→ Text block:
-*-

Mesos works by auctioning free resources to tasks/LRPs, which accept or reject based on their own policies.
The analogy I got from Onsi was that Diego is "demand-driven", Mesos is "supply-driven".
They have different sweet spots. Diego is built to be the heart of a PaaS, so it aims for fast success or failure for accepting tasks and processes. Consumers can decide whether to build further scheduling intelligence, but Diego doesn't make it explicit.
Mesos exposes some of the placement/scheduling logic back to the client explicitly. For example, if you are OK with a gigantic batch job running intermittently, Mesos can more or less do that without fuss. The job will simply wait until enough free resources are available on the cluster. This is one of the observations that drove Mesos. Whereas Diego will tell you very quickly if that capability is unavailable currently.

-*-

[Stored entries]
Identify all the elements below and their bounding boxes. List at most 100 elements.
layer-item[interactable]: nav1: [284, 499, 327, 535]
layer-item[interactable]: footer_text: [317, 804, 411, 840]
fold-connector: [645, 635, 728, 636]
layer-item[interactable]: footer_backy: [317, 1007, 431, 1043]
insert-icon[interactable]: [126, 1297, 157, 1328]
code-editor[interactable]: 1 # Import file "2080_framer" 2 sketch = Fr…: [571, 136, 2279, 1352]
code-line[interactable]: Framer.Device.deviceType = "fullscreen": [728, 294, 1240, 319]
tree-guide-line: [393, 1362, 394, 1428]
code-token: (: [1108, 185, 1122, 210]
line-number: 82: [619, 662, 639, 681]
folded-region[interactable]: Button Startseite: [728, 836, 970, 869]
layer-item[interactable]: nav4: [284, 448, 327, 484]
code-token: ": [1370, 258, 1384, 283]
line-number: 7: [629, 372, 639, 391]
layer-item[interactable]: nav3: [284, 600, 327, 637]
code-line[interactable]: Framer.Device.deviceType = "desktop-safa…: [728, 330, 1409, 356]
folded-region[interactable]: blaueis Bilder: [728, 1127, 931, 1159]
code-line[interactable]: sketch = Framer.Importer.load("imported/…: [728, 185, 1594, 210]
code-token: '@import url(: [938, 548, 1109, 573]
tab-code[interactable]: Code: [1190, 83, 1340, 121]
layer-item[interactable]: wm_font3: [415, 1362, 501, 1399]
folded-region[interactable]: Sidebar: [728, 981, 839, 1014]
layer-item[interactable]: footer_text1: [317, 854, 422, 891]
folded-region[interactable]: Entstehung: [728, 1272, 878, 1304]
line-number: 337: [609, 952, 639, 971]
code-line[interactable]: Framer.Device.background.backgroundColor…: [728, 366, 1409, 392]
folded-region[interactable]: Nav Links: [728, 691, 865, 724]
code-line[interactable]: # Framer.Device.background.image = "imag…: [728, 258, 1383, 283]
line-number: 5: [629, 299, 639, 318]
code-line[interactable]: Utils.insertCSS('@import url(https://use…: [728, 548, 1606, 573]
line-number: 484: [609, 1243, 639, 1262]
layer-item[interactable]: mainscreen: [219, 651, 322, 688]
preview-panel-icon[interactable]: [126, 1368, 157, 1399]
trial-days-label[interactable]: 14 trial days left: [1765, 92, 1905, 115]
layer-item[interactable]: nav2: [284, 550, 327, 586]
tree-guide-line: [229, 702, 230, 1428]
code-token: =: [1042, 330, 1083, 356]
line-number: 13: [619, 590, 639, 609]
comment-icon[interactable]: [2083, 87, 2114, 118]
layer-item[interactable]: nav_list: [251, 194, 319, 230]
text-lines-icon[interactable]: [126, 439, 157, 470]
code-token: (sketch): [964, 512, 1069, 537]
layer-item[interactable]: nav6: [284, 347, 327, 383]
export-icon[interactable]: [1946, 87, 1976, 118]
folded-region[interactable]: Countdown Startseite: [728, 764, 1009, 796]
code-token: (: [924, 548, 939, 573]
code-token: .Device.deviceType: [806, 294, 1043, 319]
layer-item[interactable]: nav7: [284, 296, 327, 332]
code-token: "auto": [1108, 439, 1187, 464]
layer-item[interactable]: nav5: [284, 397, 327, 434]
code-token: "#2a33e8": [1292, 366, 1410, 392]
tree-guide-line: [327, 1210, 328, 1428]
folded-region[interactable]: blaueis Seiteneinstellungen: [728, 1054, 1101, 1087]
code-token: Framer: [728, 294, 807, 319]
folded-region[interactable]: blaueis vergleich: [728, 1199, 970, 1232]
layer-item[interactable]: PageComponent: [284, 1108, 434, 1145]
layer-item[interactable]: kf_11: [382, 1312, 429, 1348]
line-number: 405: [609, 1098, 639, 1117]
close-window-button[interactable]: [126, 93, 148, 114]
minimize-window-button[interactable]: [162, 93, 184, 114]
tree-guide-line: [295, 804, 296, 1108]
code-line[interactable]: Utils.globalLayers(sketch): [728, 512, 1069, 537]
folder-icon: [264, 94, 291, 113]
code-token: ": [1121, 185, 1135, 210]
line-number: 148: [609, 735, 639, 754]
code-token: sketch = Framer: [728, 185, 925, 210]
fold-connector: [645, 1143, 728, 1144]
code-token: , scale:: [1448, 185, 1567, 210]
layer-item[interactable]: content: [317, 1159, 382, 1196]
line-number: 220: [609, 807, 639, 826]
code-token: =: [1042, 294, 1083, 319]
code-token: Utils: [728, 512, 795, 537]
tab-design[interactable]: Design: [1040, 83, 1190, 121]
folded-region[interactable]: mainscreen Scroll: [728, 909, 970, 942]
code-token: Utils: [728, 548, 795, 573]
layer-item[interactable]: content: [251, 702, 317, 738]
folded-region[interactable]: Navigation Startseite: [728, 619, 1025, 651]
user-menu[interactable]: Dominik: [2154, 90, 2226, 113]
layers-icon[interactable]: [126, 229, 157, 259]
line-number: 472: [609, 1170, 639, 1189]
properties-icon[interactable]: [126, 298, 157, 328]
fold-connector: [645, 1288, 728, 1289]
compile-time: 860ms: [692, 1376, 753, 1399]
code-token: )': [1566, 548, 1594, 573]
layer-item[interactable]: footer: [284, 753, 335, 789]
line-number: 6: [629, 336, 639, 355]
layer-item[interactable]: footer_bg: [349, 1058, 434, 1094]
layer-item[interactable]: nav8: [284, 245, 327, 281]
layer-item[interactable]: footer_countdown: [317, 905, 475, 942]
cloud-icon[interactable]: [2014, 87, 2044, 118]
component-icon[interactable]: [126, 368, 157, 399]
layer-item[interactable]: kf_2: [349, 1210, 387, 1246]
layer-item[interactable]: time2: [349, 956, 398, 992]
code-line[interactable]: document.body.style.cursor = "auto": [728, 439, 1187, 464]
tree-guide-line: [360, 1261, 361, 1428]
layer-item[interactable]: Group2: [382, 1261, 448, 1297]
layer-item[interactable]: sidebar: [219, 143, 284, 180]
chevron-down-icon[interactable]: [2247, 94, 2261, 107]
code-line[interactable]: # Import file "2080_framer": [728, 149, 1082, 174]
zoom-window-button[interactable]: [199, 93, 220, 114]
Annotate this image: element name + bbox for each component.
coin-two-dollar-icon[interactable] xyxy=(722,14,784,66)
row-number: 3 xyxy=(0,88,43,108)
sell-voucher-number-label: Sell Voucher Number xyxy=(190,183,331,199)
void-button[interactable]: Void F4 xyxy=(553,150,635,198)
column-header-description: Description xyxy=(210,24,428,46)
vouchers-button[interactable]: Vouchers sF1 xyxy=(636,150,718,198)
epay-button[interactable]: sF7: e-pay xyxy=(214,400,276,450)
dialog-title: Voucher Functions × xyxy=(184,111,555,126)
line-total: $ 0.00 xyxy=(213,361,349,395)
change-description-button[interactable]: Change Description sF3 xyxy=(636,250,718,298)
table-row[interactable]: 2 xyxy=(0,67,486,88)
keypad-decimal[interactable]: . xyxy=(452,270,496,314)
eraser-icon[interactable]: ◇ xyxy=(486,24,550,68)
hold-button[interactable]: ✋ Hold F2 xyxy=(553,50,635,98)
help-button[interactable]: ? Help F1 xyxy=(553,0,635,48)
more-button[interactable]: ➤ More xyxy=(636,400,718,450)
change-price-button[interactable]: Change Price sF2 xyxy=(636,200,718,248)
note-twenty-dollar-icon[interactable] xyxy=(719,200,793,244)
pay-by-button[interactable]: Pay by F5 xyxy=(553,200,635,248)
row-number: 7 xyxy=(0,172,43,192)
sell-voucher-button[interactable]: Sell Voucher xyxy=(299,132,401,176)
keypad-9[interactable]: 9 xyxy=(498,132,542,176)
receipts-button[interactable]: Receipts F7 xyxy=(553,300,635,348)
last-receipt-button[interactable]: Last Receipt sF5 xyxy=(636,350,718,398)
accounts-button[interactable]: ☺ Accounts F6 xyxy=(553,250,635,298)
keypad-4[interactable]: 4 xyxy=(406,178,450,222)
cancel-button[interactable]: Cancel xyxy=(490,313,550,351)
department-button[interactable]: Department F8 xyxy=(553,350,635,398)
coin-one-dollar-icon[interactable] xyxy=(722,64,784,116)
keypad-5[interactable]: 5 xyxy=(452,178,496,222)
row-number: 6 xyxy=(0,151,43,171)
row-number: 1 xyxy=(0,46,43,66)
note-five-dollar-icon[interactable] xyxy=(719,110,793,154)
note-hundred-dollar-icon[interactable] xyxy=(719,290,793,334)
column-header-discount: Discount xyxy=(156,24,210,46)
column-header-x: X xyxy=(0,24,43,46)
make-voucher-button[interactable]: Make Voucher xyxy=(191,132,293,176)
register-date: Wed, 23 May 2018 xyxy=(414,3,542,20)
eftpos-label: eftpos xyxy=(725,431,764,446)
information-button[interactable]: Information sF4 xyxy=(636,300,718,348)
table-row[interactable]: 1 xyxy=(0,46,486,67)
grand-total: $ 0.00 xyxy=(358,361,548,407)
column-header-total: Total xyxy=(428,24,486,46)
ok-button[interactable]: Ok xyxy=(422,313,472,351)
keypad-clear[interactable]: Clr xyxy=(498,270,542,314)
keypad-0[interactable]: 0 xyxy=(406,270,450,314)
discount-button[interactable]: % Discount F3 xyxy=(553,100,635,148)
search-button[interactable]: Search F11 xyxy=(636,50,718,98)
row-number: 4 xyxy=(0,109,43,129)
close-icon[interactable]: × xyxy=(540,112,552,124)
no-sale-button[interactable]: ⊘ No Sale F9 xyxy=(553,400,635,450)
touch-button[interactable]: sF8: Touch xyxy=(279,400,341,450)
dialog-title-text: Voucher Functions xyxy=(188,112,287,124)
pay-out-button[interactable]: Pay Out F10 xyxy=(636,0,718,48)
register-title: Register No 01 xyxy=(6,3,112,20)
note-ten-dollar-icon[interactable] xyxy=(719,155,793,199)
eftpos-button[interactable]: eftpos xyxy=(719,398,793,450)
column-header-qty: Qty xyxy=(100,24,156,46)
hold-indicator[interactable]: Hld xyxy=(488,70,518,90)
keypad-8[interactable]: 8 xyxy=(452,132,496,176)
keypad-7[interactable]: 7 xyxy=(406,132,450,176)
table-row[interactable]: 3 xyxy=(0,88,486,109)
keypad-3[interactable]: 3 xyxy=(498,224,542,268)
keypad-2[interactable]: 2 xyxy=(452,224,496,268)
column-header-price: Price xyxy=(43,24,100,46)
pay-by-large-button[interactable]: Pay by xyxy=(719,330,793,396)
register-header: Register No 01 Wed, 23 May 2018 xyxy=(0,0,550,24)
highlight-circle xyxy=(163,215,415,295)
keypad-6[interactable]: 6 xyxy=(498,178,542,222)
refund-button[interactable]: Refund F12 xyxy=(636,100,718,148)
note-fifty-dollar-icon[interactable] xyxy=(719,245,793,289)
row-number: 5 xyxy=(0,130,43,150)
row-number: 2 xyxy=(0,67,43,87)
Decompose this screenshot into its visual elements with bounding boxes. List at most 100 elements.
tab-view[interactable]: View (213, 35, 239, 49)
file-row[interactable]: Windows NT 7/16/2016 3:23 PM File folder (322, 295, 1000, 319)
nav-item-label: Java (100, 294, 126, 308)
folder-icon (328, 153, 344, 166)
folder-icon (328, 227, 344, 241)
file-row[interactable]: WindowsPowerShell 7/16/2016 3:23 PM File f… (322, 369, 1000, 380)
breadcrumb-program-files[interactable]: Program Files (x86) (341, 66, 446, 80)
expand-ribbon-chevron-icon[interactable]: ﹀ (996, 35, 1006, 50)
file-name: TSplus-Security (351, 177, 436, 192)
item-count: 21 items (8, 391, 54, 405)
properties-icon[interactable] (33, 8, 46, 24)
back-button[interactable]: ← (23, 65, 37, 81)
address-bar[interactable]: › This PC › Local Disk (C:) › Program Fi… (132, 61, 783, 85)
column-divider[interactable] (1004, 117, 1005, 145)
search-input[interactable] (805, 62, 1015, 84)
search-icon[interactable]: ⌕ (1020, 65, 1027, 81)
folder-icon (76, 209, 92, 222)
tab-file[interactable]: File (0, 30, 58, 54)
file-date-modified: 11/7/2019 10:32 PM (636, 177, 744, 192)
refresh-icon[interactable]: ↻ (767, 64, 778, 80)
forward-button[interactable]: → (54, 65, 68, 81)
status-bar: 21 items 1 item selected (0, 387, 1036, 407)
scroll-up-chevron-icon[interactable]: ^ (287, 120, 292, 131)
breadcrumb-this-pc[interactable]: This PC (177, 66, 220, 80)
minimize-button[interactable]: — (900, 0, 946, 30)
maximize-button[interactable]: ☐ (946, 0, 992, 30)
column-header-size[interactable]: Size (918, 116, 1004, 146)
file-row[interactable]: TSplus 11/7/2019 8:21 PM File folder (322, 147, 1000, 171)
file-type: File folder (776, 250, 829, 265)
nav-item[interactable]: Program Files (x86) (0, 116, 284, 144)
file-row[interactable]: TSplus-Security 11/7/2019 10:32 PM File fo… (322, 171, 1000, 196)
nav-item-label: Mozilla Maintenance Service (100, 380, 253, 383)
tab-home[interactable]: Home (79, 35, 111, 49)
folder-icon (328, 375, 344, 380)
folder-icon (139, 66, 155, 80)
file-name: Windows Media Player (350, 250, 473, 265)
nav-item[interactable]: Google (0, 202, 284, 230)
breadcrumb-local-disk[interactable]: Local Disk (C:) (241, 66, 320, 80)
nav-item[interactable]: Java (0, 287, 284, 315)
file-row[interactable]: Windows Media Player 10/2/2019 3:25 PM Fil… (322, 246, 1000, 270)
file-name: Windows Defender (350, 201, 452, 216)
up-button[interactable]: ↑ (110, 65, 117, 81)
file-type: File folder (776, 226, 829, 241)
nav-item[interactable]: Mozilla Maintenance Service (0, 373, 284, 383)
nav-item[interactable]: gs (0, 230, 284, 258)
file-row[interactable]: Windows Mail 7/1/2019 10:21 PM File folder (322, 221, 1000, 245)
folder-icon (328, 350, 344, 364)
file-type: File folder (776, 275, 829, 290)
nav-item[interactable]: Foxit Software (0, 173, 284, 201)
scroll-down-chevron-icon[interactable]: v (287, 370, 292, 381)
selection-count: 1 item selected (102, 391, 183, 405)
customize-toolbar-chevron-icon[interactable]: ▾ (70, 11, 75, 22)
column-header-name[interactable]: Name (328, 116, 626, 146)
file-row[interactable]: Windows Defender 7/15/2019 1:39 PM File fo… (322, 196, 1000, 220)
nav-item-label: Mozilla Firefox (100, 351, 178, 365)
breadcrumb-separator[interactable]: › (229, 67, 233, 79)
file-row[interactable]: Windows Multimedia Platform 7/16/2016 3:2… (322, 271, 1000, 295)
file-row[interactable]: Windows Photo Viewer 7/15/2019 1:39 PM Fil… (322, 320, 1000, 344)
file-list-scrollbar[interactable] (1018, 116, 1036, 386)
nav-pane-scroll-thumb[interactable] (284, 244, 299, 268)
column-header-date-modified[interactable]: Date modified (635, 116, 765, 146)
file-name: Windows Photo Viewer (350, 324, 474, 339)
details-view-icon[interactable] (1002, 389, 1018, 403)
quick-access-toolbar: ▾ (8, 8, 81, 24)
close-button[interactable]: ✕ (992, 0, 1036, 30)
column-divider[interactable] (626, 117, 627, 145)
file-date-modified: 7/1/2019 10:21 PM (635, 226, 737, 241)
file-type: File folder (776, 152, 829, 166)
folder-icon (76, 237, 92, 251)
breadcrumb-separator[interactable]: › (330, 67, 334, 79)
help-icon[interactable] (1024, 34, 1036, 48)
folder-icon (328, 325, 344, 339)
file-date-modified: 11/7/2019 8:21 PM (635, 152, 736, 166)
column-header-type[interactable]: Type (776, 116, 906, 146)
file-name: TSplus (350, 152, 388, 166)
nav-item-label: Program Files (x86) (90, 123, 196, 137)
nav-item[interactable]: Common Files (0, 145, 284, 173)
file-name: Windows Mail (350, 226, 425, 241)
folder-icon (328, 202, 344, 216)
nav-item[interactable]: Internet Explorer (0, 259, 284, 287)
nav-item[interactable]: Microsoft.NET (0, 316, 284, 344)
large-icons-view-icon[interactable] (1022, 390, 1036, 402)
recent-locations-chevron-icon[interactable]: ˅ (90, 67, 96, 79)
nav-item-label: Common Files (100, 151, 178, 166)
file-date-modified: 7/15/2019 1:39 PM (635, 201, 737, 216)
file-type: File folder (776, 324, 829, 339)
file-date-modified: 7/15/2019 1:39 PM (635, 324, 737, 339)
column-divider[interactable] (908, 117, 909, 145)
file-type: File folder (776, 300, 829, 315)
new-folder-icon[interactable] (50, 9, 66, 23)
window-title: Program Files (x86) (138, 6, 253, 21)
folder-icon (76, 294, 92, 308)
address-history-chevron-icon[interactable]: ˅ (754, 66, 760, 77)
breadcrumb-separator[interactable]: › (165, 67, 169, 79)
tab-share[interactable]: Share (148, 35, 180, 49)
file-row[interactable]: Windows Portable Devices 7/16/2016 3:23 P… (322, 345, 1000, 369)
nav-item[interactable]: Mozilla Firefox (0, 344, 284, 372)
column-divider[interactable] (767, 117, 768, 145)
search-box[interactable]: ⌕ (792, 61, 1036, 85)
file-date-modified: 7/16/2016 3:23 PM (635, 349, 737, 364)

-*-

→ Task requirements:
(a) Return the passage comparing Mesos and Diego word for word, in full.
(b) In the stored entries, from the first line up to and including the line with "comment-icon[interactable]: [2083, 87, 2114, 118]", swap "folded-region" for "collapsed-region" and give those lines again with nothing else changed.

→ Results:
(a)
Mesos works by auctioning free resources to tasks/LRPs, which accept or reject based on their own policies.
The analogy I got from Onsi was that Diego is "demand-driven", Mesos is "supply-driven".
They have different sweet spots. Diego is built to be the heart of a PaaS, so it aims for fast success or failure for accepting tasks and processes. Consumers can decide whether to build further scheduling intelligence, but Diego doesn't make it explicit.
Mesos exposes some of the placement/scheduling logic back to the client explicitly. For example, if you are OK with a gigantic batch job running intermittently, Mesos can more or less do that without fuss. The job will simply wait until enough free resources are available on the cluster. This is one of the observations that drove Mesos. Whereas Diego will tell you very quickly if that capability is unavailable currently.

(b)
Identify all the elements below and their bounding boxes. List at most 100 elements.
layer-item[interactable]: nav1: [284, 499, 327, 535]
layer-item[interactable]: footer_text: [317, 804, 411, 840]
fold-connector: [645, 635, 728, 636]
layer-item[interactable]: footer_backy: [317, 1007, 431, 1043]
insert-icon[interactable]: [126, 1297, 157, 1328]
code-editor[interactable]: 1 # Import file "2080_framer" 2 sketch = Fr…: [571, 136, 2279, 1352]
code-line[interactable]: Framer.Device.deviceType = "fullscreen": [728, 294, 1240, 319]
tree-guide-line: [393, 1362, 394, 1428]
code-token: (: [1108, 185, 1122, 210]
line-number: 82: [619, 662, 639, 681]
collapsed-region[interactable]: Button Startseite: [728, 836, 970, 869]
layer-item[interactable]: nav4: [284, 448, 327, 484]
code-token: ": [1370, 258, 1384, 283]
line-number: 7: [629, 372, 639, 391]
layer-item[interactable]: nav3: [284, 600, 327, 637]
code-line[interactable]: Framer.Device.deviceType = "desktop-safa…: [728, 330, 1409, 356]
collapsed-region[interactable]: blaueis Bilder: [728, 1127, 931, 1159]
code-line[interactable]: sketch = Framer.Importer.load("imported/…: [728, 185, 1594, 210]
code-token: '@import url(: [938, 548, 1109, 573]
tab-code[interactable]: Code: [1190, 83, 1340, 121]
layer-item[interactable]: wm_font3: [415, 1362, 501, 1399]
collapsed-region[interactable]: Sidebar: [728, 981, 839, 1014]
layer-item[interactable]: footer_text1: [317, 854, 422, 891]
collapsed-region[interactable]: Entstehung: [728, 1272, 878, 1304]
line-number: 337: [609, 952, 639, 971]
code-line[interactable]: Framer.Device.background.backgroundColor…: [728, 366, 1409, 392]
collapsed-region[interactable]: Nav Links: [728, 691, 865, 724]
code-line[interactable]: # Framer.Device.background.image = "imag…: [728, 258, 1383, 283]
line-number: 5: [629, 299, 639, 318]
code-line[interactable]: Utils.insertCSS('@import url(https://use…: [728, 548, 1606, 573]
line-number: 484: [609, 1243, 639, 1262]
layer-item[interactable]: mainscreen: [219, 651, 322, 688]
preview-panel-icon[interactable]: [126, 1368, 157, 1399]
trial-days-label[interactable]: 14 trial days left: [1765, 92, 1905, 115]
layer-item[interactable]: nav2: [284, 550, 327, 586]
tree-guide-line: [229, 702, 230, 1428]
code-token: =: [1042, 330, 1083, 356]
line-number: 13: [619, 590, 639, 609]
comment-icon[interactable]: [2083, 87, 2114, 118]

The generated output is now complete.